For the material that follows, list every line containing the word "type".

=-=-=

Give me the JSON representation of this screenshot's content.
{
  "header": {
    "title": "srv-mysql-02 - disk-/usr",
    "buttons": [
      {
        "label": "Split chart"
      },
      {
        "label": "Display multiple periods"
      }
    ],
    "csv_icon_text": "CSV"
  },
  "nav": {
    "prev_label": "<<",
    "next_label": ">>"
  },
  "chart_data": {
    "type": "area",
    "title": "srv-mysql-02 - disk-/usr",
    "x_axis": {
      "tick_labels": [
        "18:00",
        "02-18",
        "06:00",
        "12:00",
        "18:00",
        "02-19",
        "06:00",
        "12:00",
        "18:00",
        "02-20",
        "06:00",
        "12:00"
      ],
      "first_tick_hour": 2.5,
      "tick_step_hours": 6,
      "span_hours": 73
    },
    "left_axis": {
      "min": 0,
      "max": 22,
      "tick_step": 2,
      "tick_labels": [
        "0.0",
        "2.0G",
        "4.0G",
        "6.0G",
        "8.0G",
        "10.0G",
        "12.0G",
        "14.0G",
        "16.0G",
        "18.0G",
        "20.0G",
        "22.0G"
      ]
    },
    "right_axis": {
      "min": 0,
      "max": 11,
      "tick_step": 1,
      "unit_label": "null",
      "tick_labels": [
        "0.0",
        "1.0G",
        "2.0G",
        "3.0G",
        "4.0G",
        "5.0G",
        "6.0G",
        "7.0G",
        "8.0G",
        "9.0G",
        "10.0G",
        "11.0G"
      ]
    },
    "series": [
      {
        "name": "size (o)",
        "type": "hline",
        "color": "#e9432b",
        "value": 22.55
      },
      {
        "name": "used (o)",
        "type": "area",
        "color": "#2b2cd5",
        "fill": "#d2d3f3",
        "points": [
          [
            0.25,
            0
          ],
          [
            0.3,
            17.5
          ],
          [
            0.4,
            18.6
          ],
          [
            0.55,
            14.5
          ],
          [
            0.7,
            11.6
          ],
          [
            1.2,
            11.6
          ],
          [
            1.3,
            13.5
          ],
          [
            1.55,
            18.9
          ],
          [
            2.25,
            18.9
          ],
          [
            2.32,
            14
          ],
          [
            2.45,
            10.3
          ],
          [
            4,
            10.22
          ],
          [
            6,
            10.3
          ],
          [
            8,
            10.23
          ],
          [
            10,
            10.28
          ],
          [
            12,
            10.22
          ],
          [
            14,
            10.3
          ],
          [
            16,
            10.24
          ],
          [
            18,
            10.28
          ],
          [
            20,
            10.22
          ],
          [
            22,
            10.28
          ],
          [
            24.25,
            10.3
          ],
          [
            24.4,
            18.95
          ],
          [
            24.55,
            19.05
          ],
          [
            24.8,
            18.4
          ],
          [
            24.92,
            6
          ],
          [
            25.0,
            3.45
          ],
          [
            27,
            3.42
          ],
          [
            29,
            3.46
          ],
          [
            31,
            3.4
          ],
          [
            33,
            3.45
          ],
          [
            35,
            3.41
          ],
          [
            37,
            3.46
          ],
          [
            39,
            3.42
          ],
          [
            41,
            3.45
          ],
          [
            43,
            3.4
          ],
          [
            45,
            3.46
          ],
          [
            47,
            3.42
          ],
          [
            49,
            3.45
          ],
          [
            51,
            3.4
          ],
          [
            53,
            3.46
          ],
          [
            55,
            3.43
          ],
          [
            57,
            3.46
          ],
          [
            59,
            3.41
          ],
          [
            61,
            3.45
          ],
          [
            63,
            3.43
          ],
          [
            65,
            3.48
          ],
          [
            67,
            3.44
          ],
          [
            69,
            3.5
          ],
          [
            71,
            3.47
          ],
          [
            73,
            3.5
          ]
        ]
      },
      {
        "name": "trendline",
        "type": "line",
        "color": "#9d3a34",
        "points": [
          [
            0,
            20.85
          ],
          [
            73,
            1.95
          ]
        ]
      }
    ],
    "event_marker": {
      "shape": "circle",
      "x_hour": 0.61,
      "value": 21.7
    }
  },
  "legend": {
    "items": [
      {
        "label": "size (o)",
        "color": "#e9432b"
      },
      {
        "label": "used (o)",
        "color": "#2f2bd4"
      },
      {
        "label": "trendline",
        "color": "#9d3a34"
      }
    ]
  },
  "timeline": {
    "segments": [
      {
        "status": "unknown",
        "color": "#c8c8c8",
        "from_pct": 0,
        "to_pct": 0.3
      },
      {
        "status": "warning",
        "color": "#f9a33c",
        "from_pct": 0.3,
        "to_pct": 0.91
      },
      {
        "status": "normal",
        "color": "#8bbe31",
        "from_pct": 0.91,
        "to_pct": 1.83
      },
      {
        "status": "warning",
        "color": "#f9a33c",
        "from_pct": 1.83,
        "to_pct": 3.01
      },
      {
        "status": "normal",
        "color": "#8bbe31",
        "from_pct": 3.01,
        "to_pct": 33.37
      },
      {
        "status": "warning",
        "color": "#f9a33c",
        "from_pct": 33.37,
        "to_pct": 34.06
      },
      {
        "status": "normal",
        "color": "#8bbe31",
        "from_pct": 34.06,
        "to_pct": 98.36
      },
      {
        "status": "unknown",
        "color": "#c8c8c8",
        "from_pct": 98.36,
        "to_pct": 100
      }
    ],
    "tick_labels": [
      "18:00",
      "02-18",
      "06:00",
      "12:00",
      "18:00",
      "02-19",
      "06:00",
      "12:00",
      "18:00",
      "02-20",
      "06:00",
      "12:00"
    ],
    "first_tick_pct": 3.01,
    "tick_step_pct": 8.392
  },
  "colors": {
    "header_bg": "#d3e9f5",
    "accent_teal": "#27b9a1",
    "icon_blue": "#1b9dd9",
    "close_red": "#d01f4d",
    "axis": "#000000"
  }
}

=-=-=

(Correct response):
    "type": "area",
        "type": "hline",
        "type": "area",
        "type": "line",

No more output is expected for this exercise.